Restate the entries below verbatim.

>>>>

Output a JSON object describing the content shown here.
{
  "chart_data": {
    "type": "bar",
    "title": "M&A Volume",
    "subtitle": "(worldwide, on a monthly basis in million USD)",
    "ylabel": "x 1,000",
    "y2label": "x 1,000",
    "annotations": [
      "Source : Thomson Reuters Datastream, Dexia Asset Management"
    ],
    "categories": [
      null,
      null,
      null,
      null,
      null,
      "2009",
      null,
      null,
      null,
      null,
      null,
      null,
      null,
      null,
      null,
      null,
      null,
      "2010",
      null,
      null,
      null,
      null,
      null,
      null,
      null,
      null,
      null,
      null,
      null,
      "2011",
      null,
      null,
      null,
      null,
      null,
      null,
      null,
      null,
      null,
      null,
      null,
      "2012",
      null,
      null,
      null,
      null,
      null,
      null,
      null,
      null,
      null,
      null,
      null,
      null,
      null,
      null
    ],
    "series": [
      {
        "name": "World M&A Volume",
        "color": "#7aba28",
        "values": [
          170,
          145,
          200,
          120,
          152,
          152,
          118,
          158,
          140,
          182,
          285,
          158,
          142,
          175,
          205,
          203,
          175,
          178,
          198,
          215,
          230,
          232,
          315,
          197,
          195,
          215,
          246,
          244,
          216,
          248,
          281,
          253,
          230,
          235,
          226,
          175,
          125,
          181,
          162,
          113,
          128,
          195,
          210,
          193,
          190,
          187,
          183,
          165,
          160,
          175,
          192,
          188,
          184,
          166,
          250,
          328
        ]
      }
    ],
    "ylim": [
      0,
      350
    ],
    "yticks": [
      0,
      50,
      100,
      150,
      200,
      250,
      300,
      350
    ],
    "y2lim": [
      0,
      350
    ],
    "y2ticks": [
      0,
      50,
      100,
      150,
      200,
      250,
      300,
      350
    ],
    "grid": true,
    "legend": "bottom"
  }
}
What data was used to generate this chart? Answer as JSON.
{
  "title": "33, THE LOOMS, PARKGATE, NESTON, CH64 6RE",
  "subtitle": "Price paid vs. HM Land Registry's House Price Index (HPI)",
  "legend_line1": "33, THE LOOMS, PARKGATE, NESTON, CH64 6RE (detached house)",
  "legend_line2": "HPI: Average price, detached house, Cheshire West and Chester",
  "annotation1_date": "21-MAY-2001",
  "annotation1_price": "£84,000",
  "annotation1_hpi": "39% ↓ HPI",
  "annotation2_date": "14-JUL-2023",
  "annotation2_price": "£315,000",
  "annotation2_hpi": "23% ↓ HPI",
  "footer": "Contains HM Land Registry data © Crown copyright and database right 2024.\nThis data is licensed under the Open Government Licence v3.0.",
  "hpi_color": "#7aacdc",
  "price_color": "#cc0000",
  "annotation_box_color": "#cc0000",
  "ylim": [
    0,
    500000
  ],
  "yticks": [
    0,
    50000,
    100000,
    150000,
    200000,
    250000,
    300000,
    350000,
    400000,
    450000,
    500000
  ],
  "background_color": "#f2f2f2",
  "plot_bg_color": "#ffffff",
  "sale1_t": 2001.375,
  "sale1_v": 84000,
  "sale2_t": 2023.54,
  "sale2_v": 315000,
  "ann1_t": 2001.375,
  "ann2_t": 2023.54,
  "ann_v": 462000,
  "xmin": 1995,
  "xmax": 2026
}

<<<<

▶ [RESULT OF THIS EXERCISE]
Output a JSON object describing the content shown here.
{
  "chart_data": {
    "type": "bar",
    "title": "M&A Volume",
    "subtitle": "(worldwide, on a monthly basis in million USD)",
    "ylabel": "x 1,000",
    "y2label": "x 1,000",
    "annotations": [
      "Source : Thomson Reuters Datastream, Dexia Asset Management"
    ],
    "categories": [
      null,
      null,
      null,
      null,
      null,
      "2009",
      null,
      null,
      null,
      null,
      null,
      null,
      null,
      null,
      null,
      null,
      null,
      "2010",
      null,
      null,
      null,
      null,
      null,
      null,
      null,
      null,
      null,
      null,
      null,
      "2011",
      null,
      null,
      null,
      null,
      null,
      null,
      null,
      null,
      null,
      null,
      null,
      "2012",
      null,
      null,
      null,
      null,
      null,
      null,
      null,
      null,
      null,
      null,
      null,
      null,
      null,
      null
    ],
    "series": [
      {
        "name": "World M&A Volume",
        "color": "#7aba28",
        "values": [
          170,
          145,
          200,
          120,
          152,
          152,
          118,
          158,
          140,
          182,
          285,
          158,
          142,
          175,
          205,
          203,
          175,
          178,
          198,
          215,
          230,
          232,
          315,
          197,
          195,
          215,
          246,
          244,
          216,
          248,
          281,
          253,
          230,
          235,
          226,
          175,
          125,
          181,
          162,
          113,
          128,
          195,
          210,
          193,
          190,
          187,
          183,
          165,
          160,
          175,
          192,
          188,
          184,
          166,
          250,
          328
        ]
      }
    ],
    "ylim": [
      0,
      350
    ],
    "yticks": [
      0,
      50,
      100,
      150,
      200,
      250,
      300,
      350
    ],
    "y2lim": [
      0,
      350
    ],
    "y2ticks": [
      0,
      50,
      100,
      150,
      200,
      250,
      300,
      350
    ],
    "grid": true,
    "legend": "bottom"
  }
}
What data was used to generate this chart? Answer as JSON.
{
  "title": "33, THE LOOMS, PARKGATE, NESTON, CH64 6RE",
  "subtitle": "Price paid vs. HM Land Registry's House Price Index (HPI)",
  "legend_line1": "33, THE LOOMS, PARKGATE, NESTON, CH64 6RE (detached house)",
  "legend_line2": "HPI: Average price, detached house, Cheshire West and Chester",
  "annotation1_date": "21-MAY-2001",
  "annotation1_price": "£84,000",
  "annotation1_hpi": "39% ↓ HPI",
  "annotation2_date": "14-JUL-2023",
  "annotation2_price": "£315,000",
  "annotation2_hpi": "23% ↓ HPI",
  "footer": "Contains HM Land Registry data © Crown copyright and database right 2024.\nThis data is licensed under the Open Government Licence v3.0.",
  "hpi_color": "#7aacdc",
  "price_color": "#cc0000",
  "annotation_box_color": "#cc0000",
  "ylim": [
    0,
    500000
  ],
  "yticks": [
    0,
    50000,
    100000,
    150000,
    200000,
    250000,
    300000,
    350000,
    400000,
    450000,
    500000
  ],
  "background_color": "#f2f2f2",
  "plot_bg_color": "#ffffff",
  "sale1_t": 2001.375,
  "sale1_v": 84000,
  "sale2_t": 2023.54,
  "sale2_v": 315000,
  "ann1_t": 2001.375,
  "ann2_t": 2023.54,
  "ann_v": 462000,
  "xmin": 1995,
  "xmax": 2026
}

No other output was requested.